Problem to solve
Reproduce the complete listing without any deviation.

(Data entries for graphics)
= = = =

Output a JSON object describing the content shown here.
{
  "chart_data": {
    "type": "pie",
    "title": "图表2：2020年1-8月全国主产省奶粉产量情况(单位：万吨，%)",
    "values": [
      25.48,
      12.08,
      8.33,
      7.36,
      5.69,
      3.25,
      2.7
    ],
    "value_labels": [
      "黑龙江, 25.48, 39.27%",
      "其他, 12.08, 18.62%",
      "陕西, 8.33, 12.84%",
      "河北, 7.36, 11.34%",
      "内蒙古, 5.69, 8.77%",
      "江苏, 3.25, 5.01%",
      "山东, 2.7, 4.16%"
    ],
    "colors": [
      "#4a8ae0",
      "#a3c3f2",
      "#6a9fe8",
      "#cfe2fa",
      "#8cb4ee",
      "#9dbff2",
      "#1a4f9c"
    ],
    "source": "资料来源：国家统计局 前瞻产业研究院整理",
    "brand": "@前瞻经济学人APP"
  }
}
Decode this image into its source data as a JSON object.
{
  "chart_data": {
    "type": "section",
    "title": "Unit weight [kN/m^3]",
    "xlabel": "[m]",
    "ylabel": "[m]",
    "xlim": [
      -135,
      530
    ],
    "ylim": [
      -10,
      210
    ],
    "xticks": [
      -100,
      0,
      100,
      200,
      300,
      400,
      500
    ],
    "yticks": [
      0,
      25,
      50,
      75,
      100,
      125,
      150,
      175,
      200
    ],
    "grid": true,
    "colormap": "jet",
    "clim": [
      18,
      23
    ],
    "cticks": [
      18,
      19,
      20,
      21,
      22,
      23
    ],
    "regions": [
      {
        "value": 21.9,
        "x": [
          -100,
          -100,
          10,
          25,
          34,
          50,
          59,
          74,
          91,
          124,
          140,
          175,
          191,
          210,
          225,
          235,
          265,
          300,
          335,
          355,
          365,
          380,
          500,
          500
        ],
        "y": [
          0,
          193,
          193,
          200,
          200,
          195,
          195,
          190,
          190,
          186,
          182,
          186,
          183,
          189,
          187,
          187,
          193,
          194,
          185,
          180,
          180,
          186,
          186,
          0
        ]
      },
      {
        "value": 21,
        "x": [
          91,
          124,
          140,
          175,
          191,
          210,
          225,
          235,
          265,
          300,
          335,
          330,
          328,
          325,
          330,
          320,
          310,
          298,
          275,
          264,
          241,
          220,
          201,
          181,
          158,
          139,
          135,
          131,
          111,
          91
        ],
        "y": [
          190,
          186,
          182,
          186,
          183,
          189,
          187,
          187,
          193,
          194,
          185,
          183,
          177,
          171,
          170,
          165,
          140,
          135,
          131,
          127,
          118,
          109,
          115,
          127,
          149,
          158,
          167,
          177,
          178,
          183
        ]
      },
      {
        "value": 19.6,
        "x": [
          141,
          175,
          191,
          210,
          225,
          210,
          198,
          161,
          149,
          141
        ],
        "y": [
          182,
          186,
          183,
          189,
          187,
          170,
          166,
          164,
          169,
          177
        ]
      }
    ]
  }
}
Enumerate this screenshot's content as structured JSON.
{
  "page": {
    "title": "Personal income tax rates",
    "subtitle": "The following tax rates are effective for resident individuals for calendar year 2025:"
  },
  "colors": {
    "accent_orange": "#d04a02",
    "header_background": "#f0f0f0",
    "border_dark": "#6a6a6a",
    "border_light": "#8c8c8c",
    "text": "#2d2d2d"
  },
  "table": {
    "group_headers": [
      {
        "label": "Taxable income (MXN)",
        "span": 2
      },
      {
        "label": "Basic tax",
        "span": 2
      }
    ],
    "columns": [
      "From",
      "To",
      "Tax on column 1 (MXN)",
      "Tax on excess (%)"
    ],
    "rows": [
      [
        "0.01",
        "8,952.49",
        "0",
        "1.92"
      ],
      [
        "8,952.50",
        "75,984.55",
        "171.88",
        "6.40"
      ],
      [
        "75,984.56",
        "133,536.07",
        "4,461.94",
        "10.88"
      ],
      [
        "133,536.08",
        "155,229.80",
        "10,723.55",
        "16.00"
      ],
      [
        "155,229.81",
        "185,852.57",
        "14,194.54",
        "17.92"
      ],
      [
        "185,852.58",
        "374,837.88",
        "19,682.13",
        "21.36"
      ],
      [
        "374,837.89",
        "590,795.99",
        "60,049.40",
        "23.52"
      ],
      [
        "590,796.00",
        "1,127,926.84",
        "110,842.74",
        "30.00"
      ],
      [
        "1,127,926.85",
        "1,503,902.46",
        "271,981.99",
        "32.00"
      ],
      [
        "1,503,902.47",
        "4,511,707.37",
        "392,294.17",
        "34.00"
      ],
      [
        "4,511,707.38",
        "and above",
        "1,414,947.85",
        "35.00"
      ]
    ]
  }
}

= = = =

Exercise answer
Output a JSON object describing the content shown here.
{
  "chart_data": {
    "type": "pie",
    "title": "图表2：2020年1-8月全国主产省奶粉产量情况(单位：万吨，%)",
    "values": [
      25.48,
      12.08,
      8.33,
      7.36,
      5.69,
      3.25,
      2.7
    ],
    "value_labels": [
      "黑龙江, 25.48, 39.27%",
      "其他, 12.08, 18.62%",
      "陕西, 8.33, 12.84%",
      "河北, 7.36, 11.34%",
      "内蒙古, 5.69, 8.77%",
      "江苏, 3.25, 5.01%",
      "山东, 2.7, 4.16%"
    ],
    "colors": [
      "#4a8ae0",
      "#a3c3f2",
      "#6a9fe8",
      "#cfe2fa",
      "#8cb4ee",
      "#9dbff2",
      "#1a4f9c"
    ],
    "source": "资料来源：国家统计局 前瞻产业研究院整理",
    "brand": "@前瞻经济学人APP"
  }
}
Decode this image into its source data as a JSON object.
{
  "chart_data": {
    "type": "section",
    "title": "Unit weight [kN/m^3]",
    "xlabel": "[m]",
    "ylabel": "[m]",
    "xlim": [
      -135,
      530
    ],
    "ylim": [
      -10,
      210
    ],
    "xticks": [
      -100,
      0,
      100,
      200,
      300,
      400,
      500
    ],
    "yticks": [
      0,
      25,
      50,
      75,
      100,
      125,
      150,
      175,
      200
    ],
    "grid": true,
    "colormap": "jet",
    "clim": [
      18,
      23
    ],
    "cticks": [
      18,
      19,
      20,
      21,
      22,
      23
    ],
    "regions": [
      {
        "value": 21.9,
        "x": [
          -100,
          -100,
          10,
          25,
          34,
          50,
          59,
          74,
          91,
          124,
          140,
          175,
          191,
          210,
          225,
          235,
          265,
          300,
          335,
          355,
          365,
          380,
          500,
          500
        ],
        "y": [
          0,
          193,
          193,
          200,
          200,
          195,
          195,
          190,
          190,
          186,
          182,
          186,
          183,
          189,
          187,
          187,
          193,
          194,
          185,
          180,
          180,
          186,
          186,
          0
        ]
      },
      {
        "value": 21,
        "x": [
          91,
          124,
          140,
          175,
          191,
          210,
          225,
          235,
          265,
          300,
          335,
          330,
          328,
          325,
          330,
          320,
          310,
          298,
          275,
          264,
          241,
          220,
          201,
          181,
          158,
          139,
          135,
          131,
          111,
          91
        ],
        "y": [
          190,
          186,
          182,
          186,
          183,
          189,
          187,
          187,
          193,
          194,
          185,
          183,
          177,
          171,
          170,
          165,
          140,
          135,
          131,
          127,
          118,
          109,
          115,
          127,
          149,
          158,
          167,
          177,
          178,
          183
        ]
      },
      {
        "value": 19.6,
        "x": [
          141,
          175,
          191,
          210,
          225,
          210,
          198,
          161,
          149,
          141
        ],
        "y": [
          182,
          186,
          183,
          189,
          187,
          170,
          166,
          164,
          169,
          177
        ]
      }
    ]
  }
}
Enumerate this screenshot's content as structured JSON.
{
  "page": {
    "title": "Personal income tax rates",
    "subtitle": "The following tax rates are effective for resident individuals for calendar year 2025:"
  },
  "colors": {
    "accent_orange": "#d04a02",
    "header_background": "#f0f0f0",
    "border_dark": "#6a6a6a",
    "border_light": "#8c8c8c",
    "text": "#2d2d2d"
  },
  "table": {
    "group_headers": [
      {
        "label": "Taxable income (MXN)",
        "span": 2
      },
      {
        "label": "Basic tax",
        "span": 2
      }
    ],
    "columns": [
      "From",
      "To",
      "Tax on column 1 (MXN)",
      "Tax on excess (%)"
    ],
    "rows": [
      [
        "0.01",
        "8,952.49",
        "0",
        "1.92"
      ],
      [
        "8,952.50",
        "75,984.55",
        "171.88",
        "6.40"
      ],
      [
        "75,984.56",
        "133,536.07",
        "4,461.94",
        "10.88"
      ],
      [
        "133,536.08",
        "155,229.80",
        "10,723.55",
        "16.00"
      ],
      [
        "155,229.81",
        "185,852.57",
        "14,194.54",
        "17.92"
      ],
      [
        "185,852.58",
        "374,837.88",
        "19,682.13",
        "21.36"
      ],
      [
        "374,837.89",
        "590,795.99",
        "60,049.40",
        "23.52"
      ],
      [
        "590,796.00",
        "1,127,926.84",
        "110,842.74",
        "30.00"
      ],
      [
        "1,127,926.85",
        "1,503,902.46",
        "271,981.99",
        "32.00"
      ],
      [
        "1,503,902.47",
        "4,511,707.37",
        "392,294.17",
        "34.00"
      ],
      [
        "4,511,707.38",
        "and above",
        "1,414,947.85",
        "35.00"
      ]
    ]
  }
}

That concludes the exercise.